Repeat the entire listing exactly as written.
● ● ● ●
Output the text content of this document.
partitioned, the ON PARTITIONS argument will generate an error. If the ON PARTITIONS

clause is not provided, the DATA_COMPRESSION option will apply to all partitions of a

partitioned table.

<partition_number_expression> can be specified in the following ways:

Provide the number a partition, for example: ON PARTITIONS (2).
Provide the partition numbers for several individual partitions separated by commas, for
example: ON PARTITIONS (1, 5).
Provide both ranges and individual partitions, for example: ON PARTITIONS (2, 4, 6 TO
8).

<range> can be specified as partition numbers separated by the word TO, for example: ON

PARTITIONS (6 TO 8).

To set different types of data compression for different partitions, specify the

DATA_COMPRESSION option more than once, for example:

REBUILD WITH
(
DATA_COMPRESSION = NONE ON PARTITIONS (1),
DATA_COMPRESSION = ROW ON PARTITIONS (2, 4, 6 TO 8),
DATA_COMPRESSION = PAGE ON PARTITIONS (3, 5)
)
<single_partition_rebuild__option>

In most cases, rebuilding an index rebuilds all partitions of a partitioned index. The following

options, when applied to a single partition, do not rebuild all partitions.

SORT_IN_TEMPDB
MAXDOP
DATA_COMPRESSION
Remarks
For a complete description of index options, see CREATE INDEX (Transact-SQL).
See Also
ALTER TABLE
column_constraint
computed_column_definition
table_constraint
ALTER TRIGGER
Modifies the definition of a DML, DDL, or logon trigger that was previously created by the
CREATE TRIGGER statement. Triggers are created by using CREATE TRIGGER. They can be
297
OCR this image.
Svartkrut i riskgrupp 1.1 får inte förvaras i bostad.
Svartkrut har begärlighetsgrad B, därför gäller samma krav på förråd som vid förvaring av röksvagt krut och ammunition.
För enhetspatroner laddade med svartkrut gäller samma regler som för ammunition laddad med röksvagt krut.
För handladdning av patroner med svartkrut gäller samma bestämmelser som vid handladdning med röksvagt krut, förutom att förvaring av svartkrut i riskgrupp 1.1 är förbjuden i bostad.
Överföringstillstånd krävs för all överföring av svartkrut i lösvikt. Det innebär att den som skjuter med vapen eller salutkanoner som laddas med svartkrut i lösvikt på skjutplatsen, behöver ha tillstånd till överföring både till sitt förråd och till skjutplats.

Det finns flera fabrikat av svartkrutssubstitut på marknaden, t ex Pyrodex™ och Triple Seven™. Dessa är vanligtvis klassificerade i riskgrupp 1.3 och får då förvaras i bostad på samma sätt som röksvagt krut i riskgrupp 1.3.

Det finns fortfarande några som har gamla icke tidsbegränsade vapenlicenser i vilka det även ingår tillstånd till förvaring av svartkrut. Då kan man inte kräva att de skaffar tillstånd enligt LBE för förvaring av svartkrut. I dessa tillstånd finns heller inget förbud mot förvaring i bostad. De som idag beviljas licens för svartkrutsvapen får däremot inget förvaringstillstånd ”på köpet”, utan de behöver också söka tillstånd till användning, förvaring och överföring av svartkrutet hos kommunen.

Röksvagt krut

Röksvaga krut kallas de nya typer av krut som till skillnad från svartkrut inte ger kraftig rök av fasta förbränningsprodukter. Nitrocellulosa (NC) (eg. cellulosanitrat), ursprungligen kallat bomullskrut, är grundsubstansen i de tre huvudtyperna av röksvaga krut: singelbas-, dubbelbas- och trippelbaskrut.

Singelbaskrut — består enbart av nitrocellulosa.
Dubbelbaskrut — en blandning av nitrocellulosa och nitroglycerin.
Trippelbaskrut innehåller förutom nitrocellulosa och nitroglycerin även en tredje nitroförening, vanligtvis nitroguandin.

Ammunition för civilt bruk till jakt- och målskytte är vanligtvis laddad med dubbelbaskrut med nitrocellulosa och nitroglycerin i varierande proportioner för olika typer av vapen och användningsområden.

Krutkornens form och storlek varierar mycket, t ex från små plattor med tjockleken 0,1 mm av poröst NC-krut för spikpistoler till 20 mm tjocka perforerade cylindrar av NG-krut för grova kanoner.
● ● ● ●
> [Task response]
Output the text content of this document.
partitioned, the ON PARTITIONS argument will generate an error. If the ON PARTITIONS

clause is not provided, the DATA_COMPRESSION option will apply to all partitions of a

partitioned table.

<partition_number_expression> can be specified in the following ways:

Provide the number a partition, for example: ON PARTITIONS (2).
Provide the partition numbers for several individual partitions separated by commas, for
example: ON PARTITIONS (1, 5).
Provide both ranges and individual partitions, for example: ON PARTITIONS (2, 4, 6 TO
8).

<range> can be specified as partition numbers separated by the word TO, for example: ON

PARTITIONS (6 TO 8).

To set different types of data compression for different partitions, specify the

DATA_COMPRESSION option more than once, for example:

REBUILD WITH
(
DATA_COMPRESSION = NONE ON PARTITIONS (1),
DATA_COMPRESSION = ROW ON PARTITIONS (2, 4, 6 TO 8),
DATA_COMPRESSION = PAGE ON PARTITIONS (3, 5)
)
<single_partition_rebuild__option>

In most cases, rebuilding an index rebuilds all partitions of a partitioned index. The following

options, when applied to a single partition, do not rebuild all partitions.

SORT_IN_TEMPDB
MAXDOP
DATA_COMPRESSION
Remarks
For a complete description of index options, see CREATE INDEX (Transact-SQL).
See Also
ALTER TABLE
column_constraint
computed_column_definition
table_constraint
ALTER TRIGGER
Modifies the definition of a DML, DDL, or logon trigger that was previously created by the
CREATE TRIGGER statement. Triggers are created by using CREATE TRIGGER. They can be
297
OCR this image.
Svartkrut i riskgrupp 1.1 får inte förvaras i bostad.
Svartkrut har begärlighetsgrad B, därför gäller samma krav på förråd som vid förvaring av röksvagt krut och ammunition.
För enhetspatroner laddade med svartkrut gäller samma regler som för ammunition laddad med röksvagt krut.
För handladdning av patroner med svartkrut gäller samma bestämmelser som vid handladdning med röksvagt krut, förutom att förvaring av svartkrut i riskgrupp 1.1 är förbjuden i bostad.
Överföringstillstånd krävs för all överföring av svartkrut i lösvikt. Det innebär att den som skjuter med vapen eller salutkanoner som laddas med svartkrut i lösvikt på skjutplatsen, behöver ha tillstånd till överföring både till sitt förråd och till skjutplats.

Det finns flera fabrikat av svartkrutssubstitut på marknaden, t ex Pyrodex™ och Triple Seven™. Dessa är vanligtvis klassificerade i riskgrupp 1.3 och får då förvaras i bostad på samma sätt som röksvagt krut i riskgrupp 1.3.

Det finns fortfarande några som har gamla icke tidsbegränsade vapenlicenser i vilka det även ingår tillstånd till förvaring av svartkrut. Då kan man inte kräva att de skaffar tillstånd enligt LBE för förvaring av svartkrut. I dessa tillstånd finns heller inget förbud mot förvaring i bostad. De som idag beviljas licens för svartkrutsvapen får däremot inget förvaringstillstånd ”på köpet”, utan de behöver också söka tillstånd till användning, förvaring och överföring av svartkrutet hos kommunen.

Röksvagt krut

Röksvaga krut kallas de nya typer av krut som till skillnad från svartkrut inte ger kraftig rök av fasta förbränningsprodukter. Nitrocellulosa (NC) (eg. cellulosanitrat), ursprungligen kallat bomullskrut, är grundsubstansen i de tre huvudtyperna av röksvaga krut: singelbas-, dubbelbas- och trippelbaskrut.

Singelbaskrut — består enbart av nitrocellulosa.
Dubbelbaskrut — en blandning av nitrocellulosa och nitroglycerin.
Trippelbaskrut innehåller förutom nitrocellulosa och nitroglycerin även en tredje nitroförening, vanligtvis nitroguandin.

Ammunition för civilt bruk till jakt- och målskytte är vanligtvis laddad med dubbelbaskrut med nitrocellulosa och nitroglycerin i varierande proportioner för olika typer av vapen och användningsområden.

Krutkornens form och storlek varierar mycket, t ex från små plattor med tjockleken 0,1 mm av poröst NC-krut för spikpistoler till 20 mm tjocka perforerade cylindrar av NG-krut för grova kanoner.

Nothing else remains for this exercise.